## PROMPT
Reproduce the listing below character for character; drop every image.

## EXERCISE MATERIALS
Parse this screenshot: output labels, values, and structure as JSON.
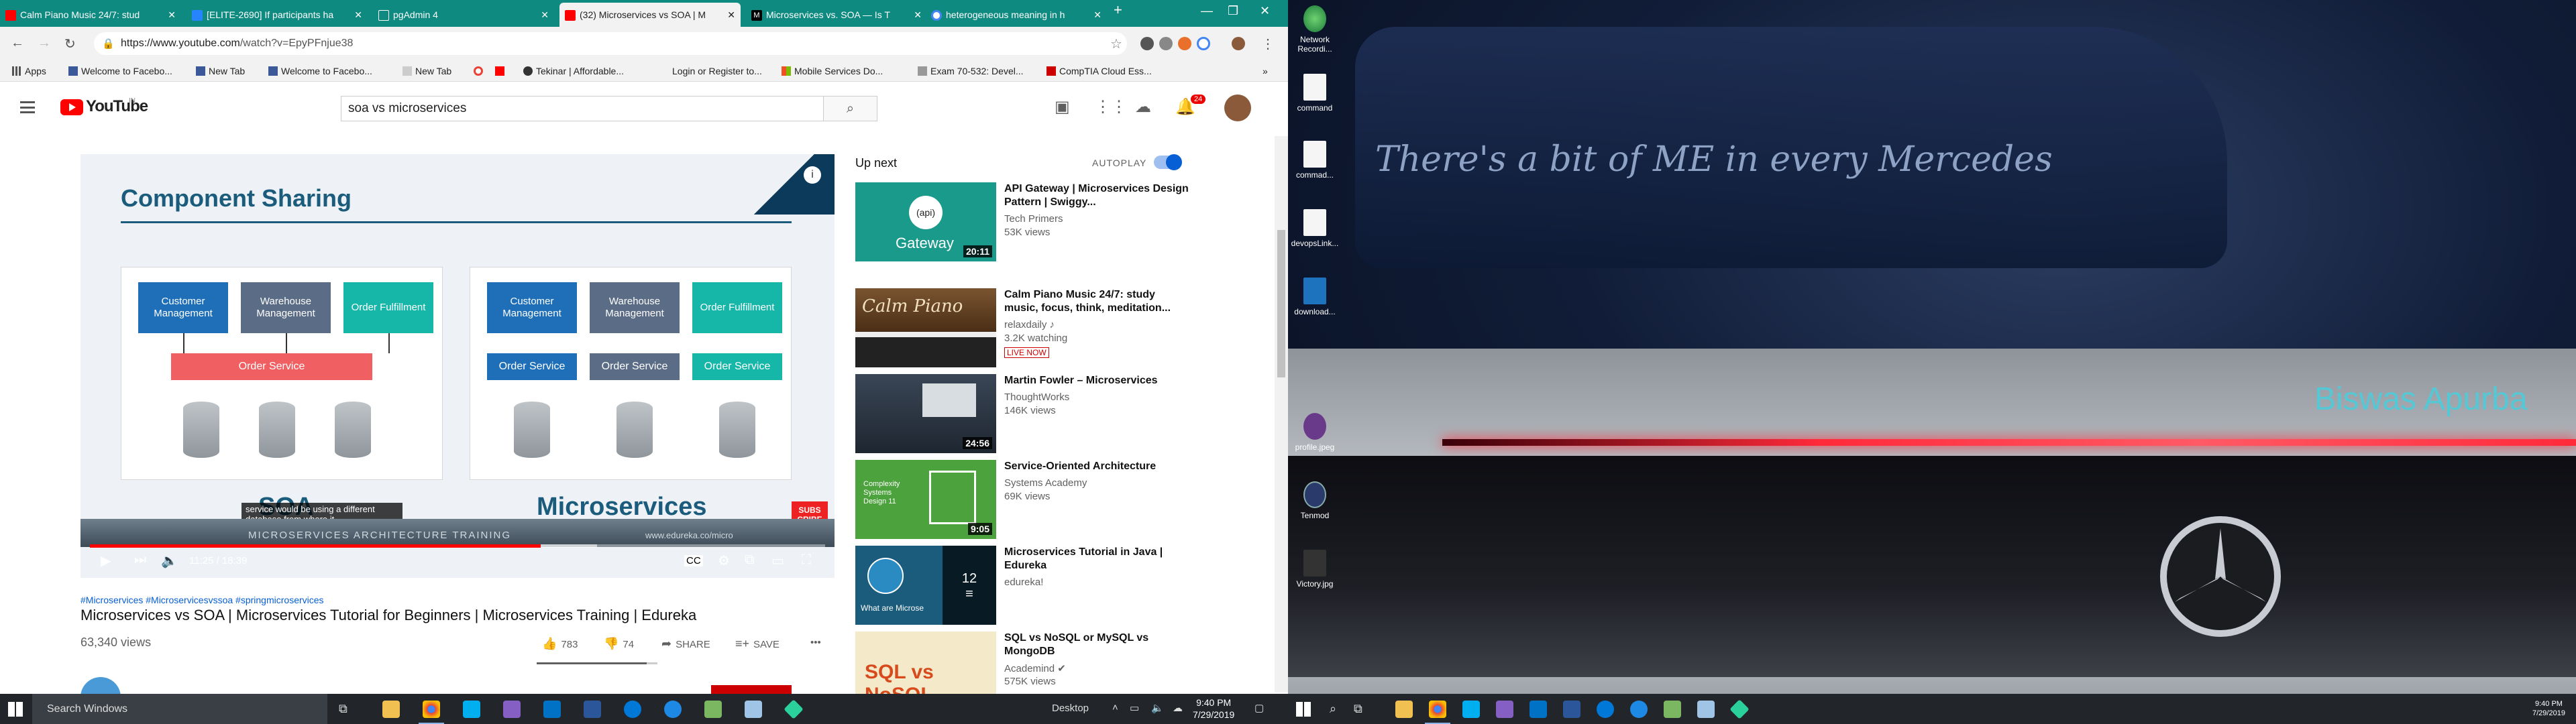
{
  "browser": {
    "tabs": [
      {
        "title": "Calm Piano Music 24/7: stud",
        "fav_color": "#ff0000"
      },
      {
        "title": "[ELITE-2690] If participants ha",
        "fav_color": "#2684ff"
      },
      {
        "title": "pgAdmin 4",
        "fav_color": "#0e8a80"
      },
      {
        "title": "(32) Microservices vs SOA | M",
        "fav_color": "#ff0000"
      },
      {
        "title": "Microservices vs. SOA — Is T",
        "fav_color": "#000000"
      },
      {
        "title": "heterogeneous meaning in h",
        "fav_color": "#4285f4"
      }
    ],
    "url_host": "https://www.youtube.com",
    "url_path": "/watch?v=EpyPFnjue38",
    "bookmarks": [
      "Apps",
      "Welcome to Facebo...",
      "New Tab",
      "Welcome to Facebo...",
      "New Tab",
      "",
      "",
      "Tekinar | Affordable...",
      "Login or Register to...",
      "Mobile Services Do...",
      "Exam 70-532: Devel...",
      "CompTIA Cloud Ess..."
    ]
  },
  "youtube": {
    "search_query": "soa vs microservices",
    "notification_count": "24",
    "player": {
      "slide_title": "Component Sharing",
      "soa_boxes": [
        "Customer Management",
        "Warehouse Management",
        "Order Fulfillment"
      ],
      "soa_order": "Order Service",
      "ms_boxes": [
        "Customer Management",
        "Warehouse Management",
        "Order Fulfillment"
      ],
      "ms_orders": [
        "Order Service",
        "Order Service",
        "Order Service"
      ],
      "label_left": "SOA",
      "label_right": "Microservices",
      "caption": "service would be using a different database from where it",
      "subscribe": "SUBS CRIBE",
      "banner": "MICROSERVICES ARCHITECTURE TRAINING",
      "watermark": "www.edureka.co/micro",
      "time": "11:25 / 18:39",
      "progress": 0.613,
      "buffered": 0.69
    },
    "hashtags": "#Microservices #Microservicesvssoa #springmicroservices",
    "title": "Microservices vs SOA | Microservices Tutorial for Beginners | Microservices Training | Edureka",
    "views": "63,340 views",
    "likes": "783",
    "dislikes": "74",
    "share_label": "SHARE",
    "save_label": "SAVE",
    "like_ratio": 0.91,
    "up_next_label": "Up next",
    "autoplay_label": "AUTOPLAY",
    "recommendations": [
      {
        "title": "API Gateway | Microservices Design Pattern | Swiggy...",
        "channel": "Tech Primers",
        "views": "53K views",
        "duration": "20:11",
        "thumb_text": "Gateway",
        "thumb_color": "#1a9a8a"
      },
      {
        "title": "Calm Piano Music 24/7: study music, focus, think, meditation...",
        "channel": "relaxdaily ♪",
        "views": "3.2K watching",
        "duration": "",
        "live": "LIVE NOW",
        "thumb_text": "Calm Piano",
        "thumb_color": "#6a4a2a"
      },
      {
        "title": "Martin Fowler – Microservices",
        "channel": "ThoughtWorks",
        "views": "146K views",
        "duration": "24:56",
        "thumb_text": "",
        "thumb_color": "#2c3a4a"
      },
      {
        "title": "Service-Oriented Architecture",
        "channel": "Systems Academy",
        "views": "69K views",
        "duration": "9:05",
        "thumb_text": "Complexity Systems Design 11",
        "thumb_color": "#4ca23c"
      },
      {
        "title": "Microservices Tutorial in Java | Edureka",
        "channel": "edureka!",
        "views": "",
        "duration": "",
        "playlist_count": "12",
        "thumb_text": "What are Microse",
        "thumb_color": "#1b5c7c"
      },
      {
        "title": "SQL vs NoSQL or MySQL vs MongoDB",
        "channel": "Academind ✔",
        "views": "575K views",
        "duration": "",
        "thumb_text": "SQL vs NoSQL",
        "thumb_color": "#f4b83a"
      }
    ]
  },
  "taskbar": {
    "search_placeholder": "Search Windows",
    "desktop_label": "Desktop",
    "time": "9:40 PM",
    "date": "7/29/2019"
  },
  "desktop2": {
    "slogan": "There's a bit of ME in every Mercedes",
    "nameplate": "Biswas Apurba",
    "icons": [
      "Network Recordi...",
      "command",
      "commad...",
      "devopsLink...",
      "download...",
      "profile.jpeg",
      "Tenmod",
      "Victory.jpg"
    ],
    "time": "9:40 PM",
    "date": "7/29/2019"
  }
}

## THE REPLY
Parse this screenshot: output labels, values, and structure as JSON.
{
  "browser": {
    "tabs": [
      {
        "title": "Calm Piano Music 24/7: stud",
        "fav_color": "#ff0000"
      },
      {
        "title": "[ELITE-2690] If participants ha",
        "fav_color": "#2684ff"
      },
      {
        "title": "pgAdmin 4",
        "fav_color": "#0e8a80"
      },
      {
        "title": "(32) Microservices vs SOA | M",
        "fav_color": "#ff0000"
      },
      {
        "title": "Microservices vs. SOA — Is T",
        "fav_color": "#000000"
      },
      {
        "title": "heterogeneous meaning in h",
        "fav_color": "#4285f4"
      }
    ],
    "url_host": "https://www.youtube.com",
    "url_path": "/watch?v=EpyPFnjue38",
    "bookmarks": [
      "Apps",
      "Welcome to Facebo...",
      "New Tab",
      "Welcome to Facebo...",
      "New Tab",
      "",
      "",
      "Tekinar | Affordable...",
      "Login or Register to...",
      "Mobile Services Do...",
      "Exam 70-532: Devel...",
      "CompTIA Cloud Ess..."
    ]
  },
  "youtube": {
    "search_query": "soa vs microservices",
    "notification_count": "24",
    "player": {
      "slide_title": "Component Sharing",
      "soa_boxes": [
        "Customer Management",
        "Warehouse Management",
        "Order Fulfillment"
      ],
      "soa_order": "Order Service",
      "ms_boxes": [
        "Customer Management",
        "Warehouse Management",
        "Order Fulfillment"
      ],
      "ms_orders": [
        "Order Service",
        "Order Service",
        "Order Service"
      ],
      "label_left": "SOA",
      "label_right": "Microservices",
      "caption": "service would be using a different database from where it",
      "subscribe": "SUBS CRIBE",
      "banner": "MICROSERVICES ARCHITECTURE TRAINING",
      "watermark": "www.edureka.co/micro",
      "time": "11:25 / 18:39",
      "progress": 0.613,
      "buffered": 0.69
    },
    "hashtags": "#Microservices #Microservicesvssoa #springmicroservices",
    "title": "Microservices vs SOA | Microservices Tutorial for Beginners | Microservices Training | Edureka",
    "views": "63,340 views",
    "likes": "783",
    "dislikes": "74",
    "share_label": "SHARE",
    "save_label": "SAVE",
    "like_ratio": 0.91,
    "up_next_label": "Up next",
    "autoplay_label": "AUTOPLAY",
    "recommendations": [
      {
        "title": "API Gateway | Microservices Design Pattern | Swiggy...",
        "channel": "Tech Primers",
        "views": "53K views",
        "duration": "20:11",
        "thumb_text": "Gateway",
        "thumb_color": "#1a9a8a"
      },
      {
        "title": "Calm Piano Music 24/7: study music, focus, think, meditation...",
        "channel": "relaxdaily ♪",
        "views": "3.2K watching",
        "duration": "",
        "live": "LIVE NOW",
        "thumb_text": "Calm Piano",
        "thumb_color": "#6a4a2a"
      },
      {
        "title": "Martin Fowler – Microservices",
        "channel": "ThoughtWorks",
        "views": "146K views",
        "duration": "24:56",
        "thumb_text": "",
        "thumb_color": "#2c3a4a"
      },
      {
        "title": "Service-Oriented Architecture",
        "channel": "Systems Academy",
        "views": "69K views",
        "duration": "9:05",
        "thumb_text": "Complexity Systems Design 11",
        "thumb_color": "#4ca23c"
      },
      {
        "title": "Microservices Tutorial in Java | Edureka",
        "channel": "edureka!",
        "views": "",
        "duration": "",
        "playlist_count": "12",
        "thumb_text": "What are Microse",
        "thumb_color": "#1b5c7c"
      },
      {
        "title": "SQL vs NoSQL or MySQL vs MongoDB",
        "channel": "Academind ✔",
        "views": "575K views",
        "duration": "",
        "thumb_text": "SQL vs NoSQL",
        "thumb_color": "#f4b83a"
      }
    ]
  },
  "taskbar": {
    "search_placeholder": "Search Windows",
    "desktop_label": "Desktop",
    "time": "9:40 PM",
    "date": "7/29/2019"
  },
  "desktop2": {
    "slogan": "There's a bit of ME in every Mercedes",
    "nameplate": "Biswas Apurba",
    "icons": [
      "Network Recordi...",
      "command",
      "commad...",
      "devopsLink...",
      "download...",
      "profile.jpeg",
      "Tenmod",
      "Victory.jpg"
    ],
    "time": "9:40 PM",
    "date": "7/29/2019"
  }
}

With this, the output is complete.